### Stated goal
Copy every line of the entries that includes the word "from".

═════ Recorded data

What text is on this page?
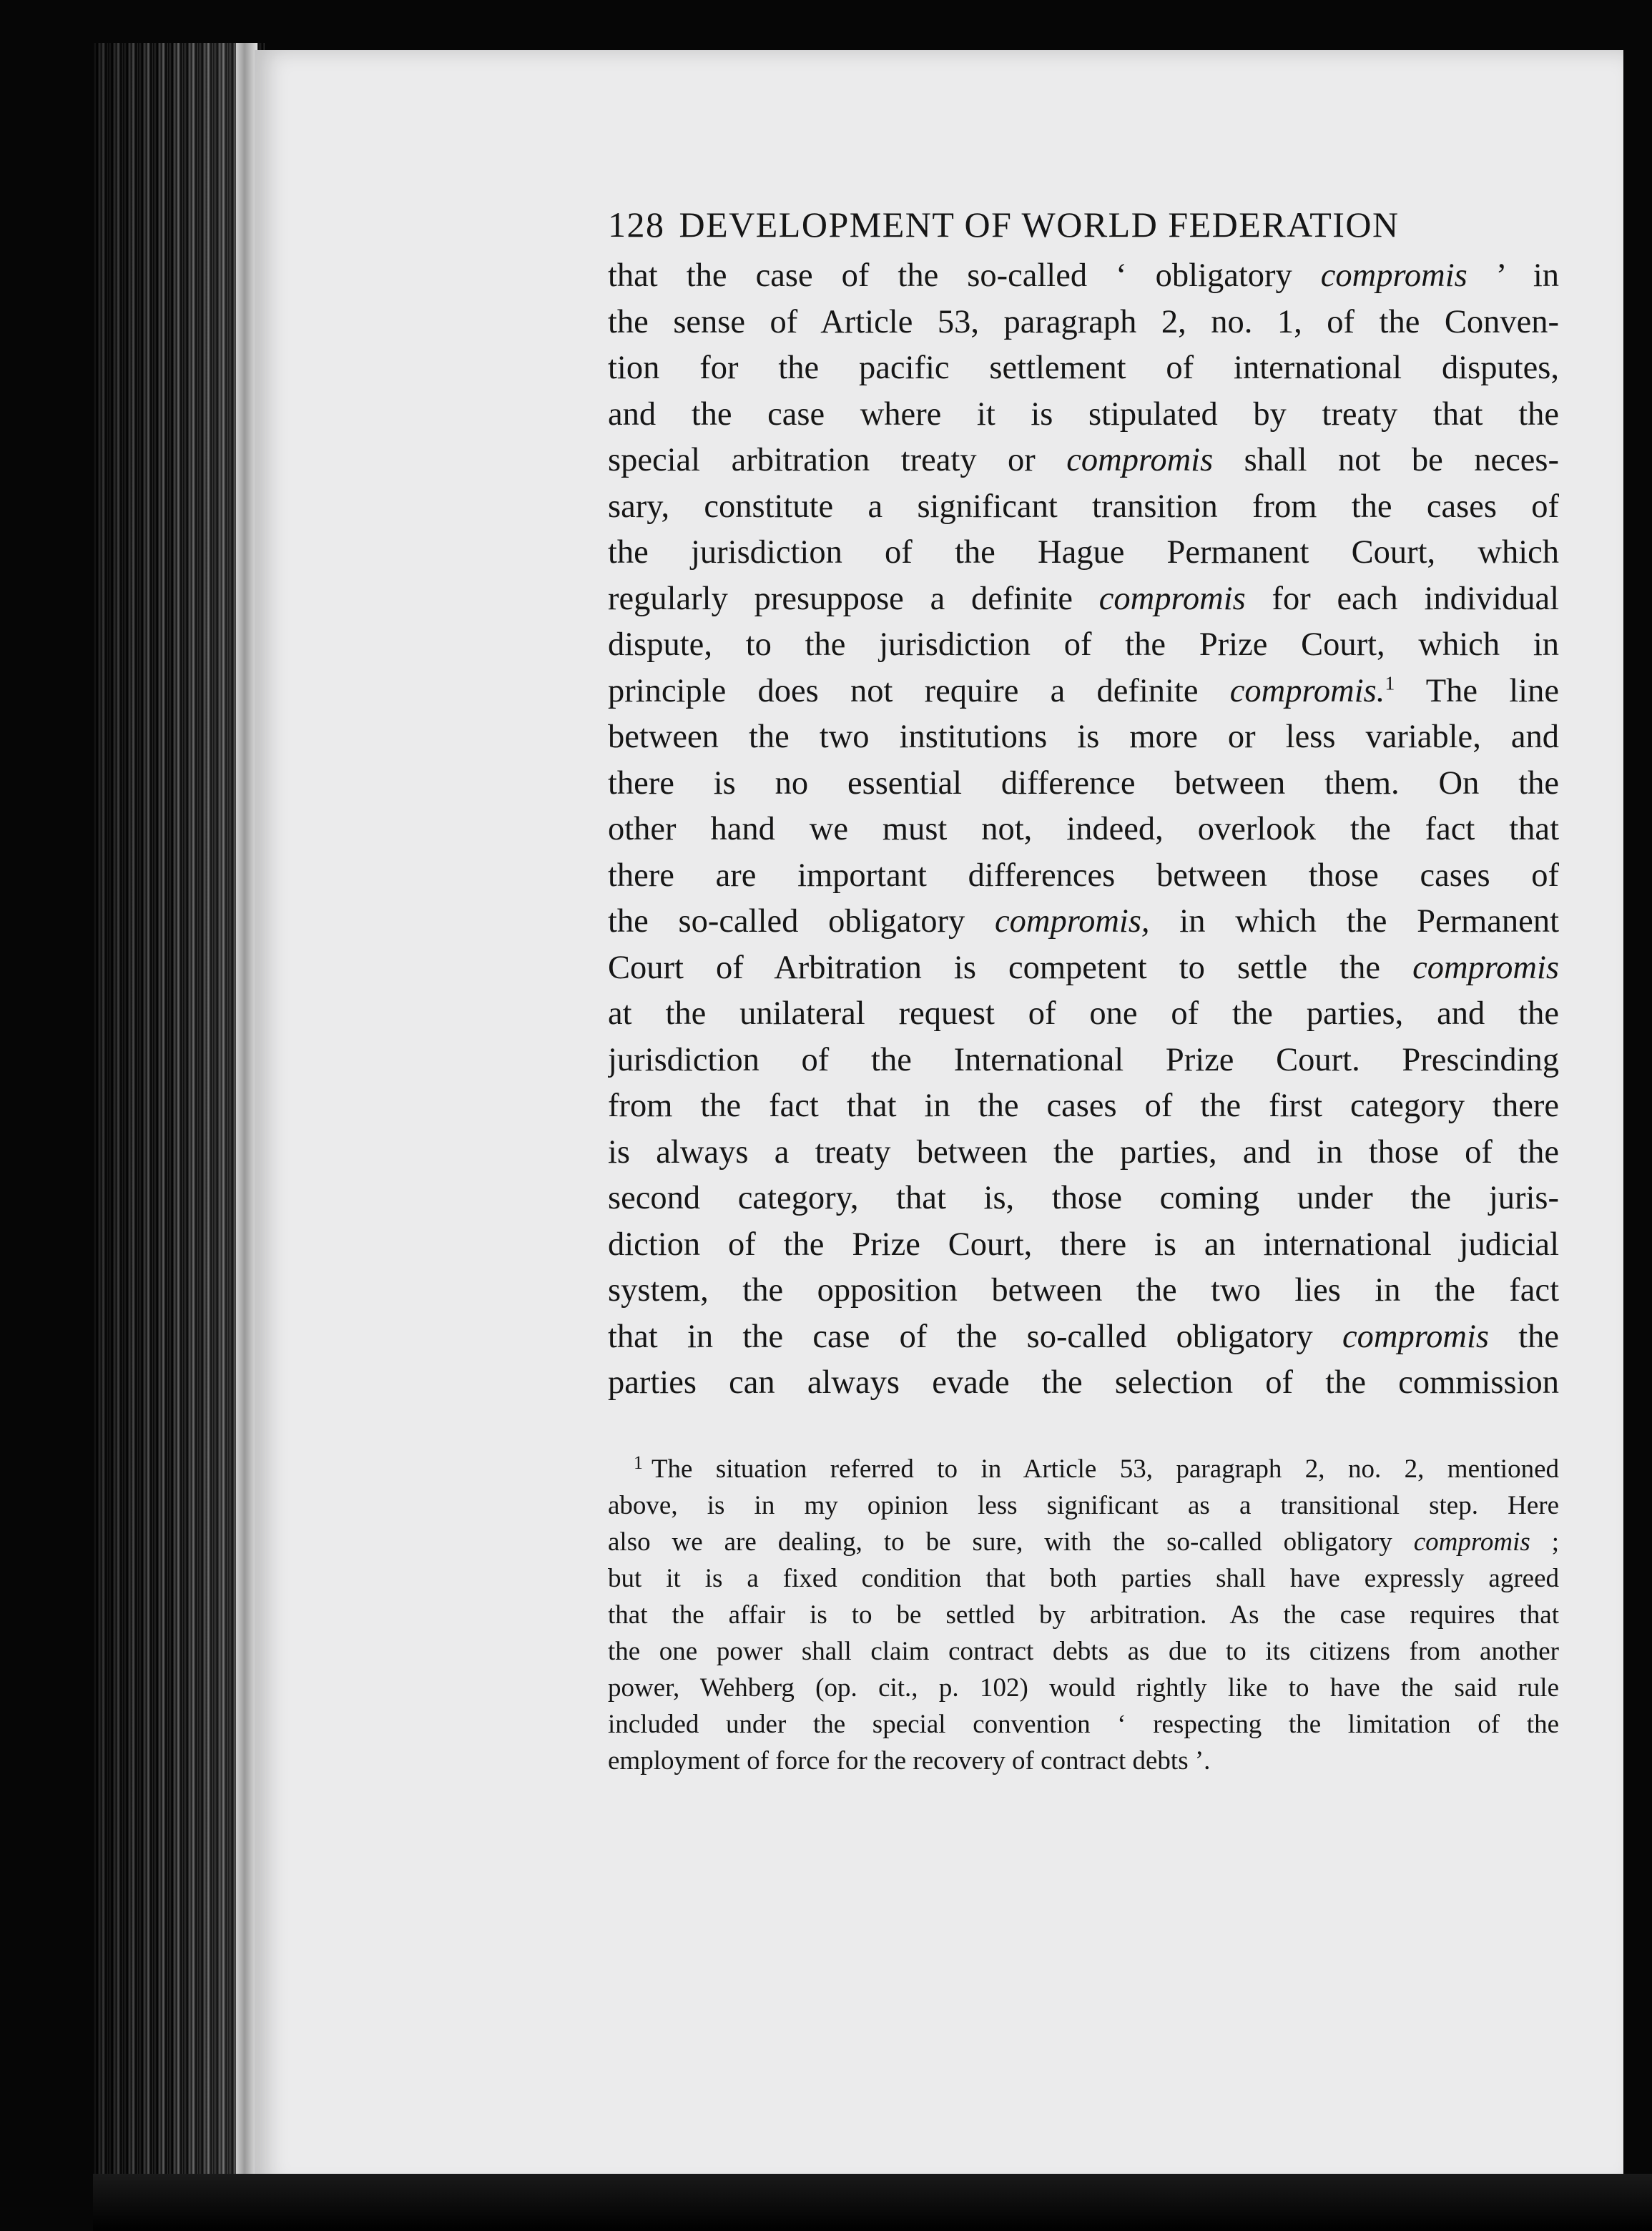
128 DEVELOPMENT OF WORLD FEDERATION

that the case of the so-called ‘ obligatory compromis ’ in

the sense of Article 53, paragraph 2, no. 1, of the Conven-

tion for the pacific settlement of international disputes,

and the case where it is stipulated by treaty that the

special arbitration treaty or compromis shall not be neces-

sary, constitute a significant transition from the cases of

the jurisdiction of the Hague Permanent Court, which

regularly presuppose a definite compromis for each individual

dispute, to the jurisdiction of the Prize Court, which in

principle does not require a definite compromis.$^1$ The line

between the two institutions is more or less variable, and

there is no essential difference between them. On the

other hand we must not, indeed, overlook the fact that

there are important differences between those cases of

the so-called obligatory compromis, in which the Permanent

Court of Arbitration is competent to settle the compromis

at the unilateral request of one of the parties, and the

jurisdiction of the International Prize Court. Prescinding

from the fact that in the cases of the first category there

is always a treaty between the parties, and in those of the

second category, that is, those coming under the juris-

diction of the Prize Court, there is an international judicial

system, the opposition between the two lies in the fact

that in the case of the so-called obligatory compromis the

parties can always evade the selection of the commission

$^1$ The situation referred to in Article 53, paragraph 2, no. 2, mentioned

above, is in my opinion less significant as a transitional step. Here

also we are dealing, to be sure, with the so-called obligatory compromis ;

but it is a fixed condition that both parties shall have expressly agreed

that the affair is to be settled by arbitration. As the case requires that

the one power shall claim contract debts as due to its citizens from another

power, Wehberg (op. cit., p. 102) would rightly like to have the said rule

included under the special convention ‘ respecting the limitation of the

employment of force for the recovery of contract debts ’.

══════════

### Exercise response
sary, constitute a significant transition from the cases of
from the fact that in the cases of the first category there
the one power shall claim contract debts as due to its citizens from another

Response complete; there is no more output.